_Written request_
Leave out the pictures and repeat every record exactly.

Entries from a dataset
----------
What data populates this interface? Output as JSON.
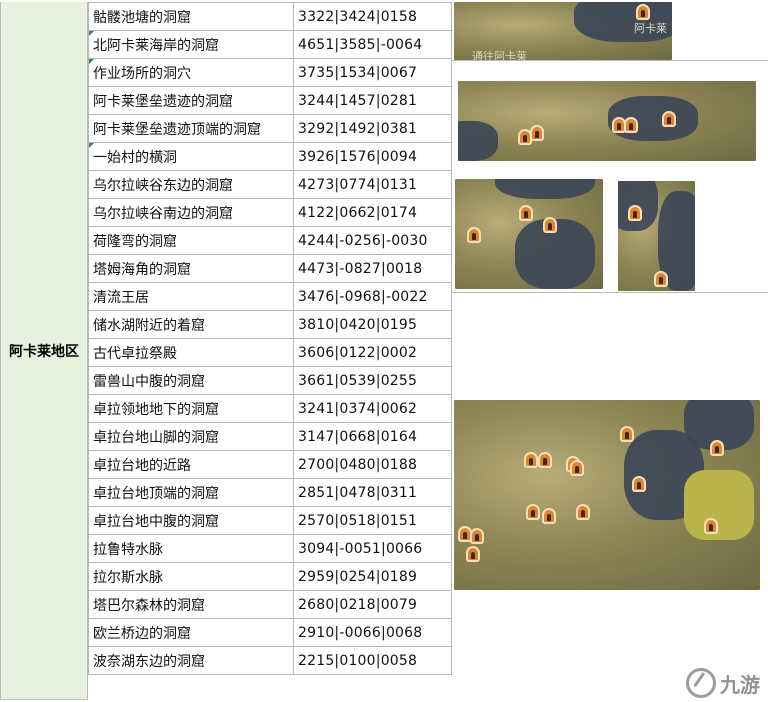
{
  "region": "阿卡莱地区",
  "rows": [
    {
      "name": "骷髅池塘的洞窟",
      "coord": "3322|3424|0158",
      "tick": false
    },
    {
      "name": " 北阿卡莱海岸的洞窟",
      "coord": "4651|3585|-0064",
      "tick": true
    },
    {
      "name": " 作业场所的洞穴",
      "coord": "3735|1534|0067",
      "tick": true
    },
    {
      "name": "阿卡莱堡垒遗迹的洞窟",
      "coord": "3244|1457|0281",
      "tick": false
    },
    {
      "name": "阿卡莱堡垒遗迹顶端的洞窟",
      "coord": "3292|1492|0381",
      "tick": false
    },
    {
      "name": " 一始村的横洞",
      "coord": "3926|1576|0094",
      "tick": true
    },
    {
      "name": "乌尔拉峡谷东边的洞窟",
      "coord": "4273|0774|0131",
      "tick": false
    },
    {
      "name": "乌尔拉峡谷南边的洞窟",
      "coord": "4122|0662|0174",
      "tick": false
    },
    {
      "name": "荷隆弯的洞窟",
      "coord": "4244|-0256|-0030",
      "tick": false
    },
    {
      "name": "塔姆海角的洞窟",
      "coord": "4473|-0827|0018",
      "tick": false
    },
    {
      "name": "清流王居",
      "coord": "3476|-0968|-0022",
      "tick": false
    },
    {
      "name": "储水湖附近的着窟",
      "coord": "3810|0420|0195",
      "tick": false
    },
    {
      "name": "古代卓拉祭殿",
      "coord": "3606|0122|0002",
      "tick": false
    },
    {
      "name": "雷兽山中腹的洞窟",
      "coord": "3661|0539|0255",
      "tick": false
    },
    {
      "name": "卓拉领地地下的洞窟",
      "coord": "3241|0374|0062",
      "tick": false
    },
    {
      "name": "卓拉台地山脚的洞窟",
      "coord": "3147|0668|0164",
      "tick": false
    },
    {
      "name": "卓拉台地的近路",
      "coord": "2700|0480|0188",
      "tick": false
    },
    {
      "name": "卓拉台地顶端的洞窟",
      "coord": "2851|0478|0311",
      "tick": false
    },
    {
      "name": "卓拉台地中腹的洞窟",
      "coord": "2570|0518|0151",
      "tick": false
    },
    {
      "name": "拉鲁特水脉",
      "coord": "3094|-0051|0066",
      "tick": false
    },
    {
      "name": "拉尔斯水脉",
      "coord": "2959|0254|0189",
      "tick": false
    },
    {
      "name": "塔巴尔森林的洞窟",
      "coord": "2680|0218|0079",
      "tick": false
    },
    {
      "name": "欧兰桥边的洞窟",
      "coord": "2910|-0066|0068",
      "tick": false
    },
    {
      "name": "波奈湖东边的洞窟",
      "coord": "2215|0100|0058",
      "tick": false
    }
  ],
  "map_labels": {
    "top_right": "阿卡莱",
    "top_bottom": "通往阿卡莱"
  },
  "watermark": {
    "text": "九游",
    "icon": "jiuyou-logo-icon"
  },
  "colors": {
    "region_bg": "#e8f0e0",
    "grid_line": "#b9b9b9",
    "pin": "#e0852e",
    "tick": "#2e8b3d"
  }
}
----------
_Answer in full_
What data populates this interface? Output as JSON.
{
  "region": "阿卡莱地区",
  "rows": [
    {
      "name": "骷髅池塘的洞窟",
      "coord": "3322|3424|0158",
      "tick": false
    },
    {
      "name": " 北阿卡莱海岸的洞窟",
      "coord": "4651|3585|-0064",
      "tick": true
    },
    {
      "name": " 作业场所的洞穴",
      "coord": "3735|1534|0067",
      "tick": true
    },
    {
      "name": "阿卡莱堡垒遗迹的洞窟",
      "coord": "3244|1457|0281",
      "tick": false
    },
    {
      "name": "阿卡莱堡垒遗迹顶端的洞窟",
      "coord": "3292|1492|0381",
      "tick": false
    },
    {
      "name": " 一始村的横洞",
      "coord": "3926|1576|0094",
      "tick": true
    },
    {
      "name": "乌尔拉峡谷东边的洞窟",
      "coord": "4273|0774|0131",
      "tick": false
    },
    {
      "name": "乌尔拉峡谷南边的洞窟",
      "coord": "4122|0662|0174",
      "tick": false
    },
    {
      "name": "荷隆弯的洞窟",
      "coord": "4244|-0256|-0030",
      "tick": false
    },
    {
      "name": "塔姆海角的洞窟",
      "coord": "4473|-0827|0018",
      "tick": false
    },
    {
      "name": "清流王居",
      "coord": "3476|-0968|-0022",
      "tick": false
    },
    {
      "name": "储水湖附近的着窟",
      "coord": "3810|0420|0195",
      "tick": false
    },
    {
      "name": "古代卓拉祭殿",
      "coord": "3606|0122|0002",
      "tick": false
    },
    {
      "name": "雷兽山中腹的洞窟",
      "coord": "3661|0539|0255",
      "tick": false
    },
    {
      "name": "卓拉领地地下的洞窟",
      "coord": "3241|0374|0062",
      "tick": false
    },
    {
      "name": "卓拉台地山脚的洞窟",
      "coord": "3147|0668|0164",
      "tick": false
    },
    {
      "name": "卓拉台地的近路",
      "coord": "2700|0480|0188",
      "tick": false
    },
    {
      "name": "卓拉台地顶端的洞窟",
      "coord": "2851|0478|0311",
      "tick": false
    },
    {
      "name": "卓拉台地中腹的洞窟",
      "coord": "2570|0518|0151",
      "tick": false
    },
    {
      "name": "拉鲁特水脉",
      "coord": "3094|-0051|0066",
      "tick": false
    },
    {
      "name": "拉尔斯水脉",
      "coord": "2959|0254|0189",
      "tick": false
    },
    {
      "name": "塔巴尔森林的洞窟",
      "coord": "2680|0218|0079",
      "tick": false
    },
    {
      "name": "欧兰桥边的洞窟",
      "coord": "2910|-0066|0068",
      "tick": false
    },
    {
      "name": "波奈湖东边的洞窟",
      "coord": "2215|0100|0058",
      "tick": false
    }
  ],
  "map_labels": {
    "top_right": "阿卡莱",
    "top_bottom": "通往阿卡莱"
  },
  "watermark": {
    "text": "九游",
    "icon": "jiuyou-logo-icon"
  },
  "colors": {
    "region_bg": "#e8f0e0",
    "grid_line": "#b9b9b9",
    "pin": "#e0852e",
    "tick": "#2e8b3d"
  }
}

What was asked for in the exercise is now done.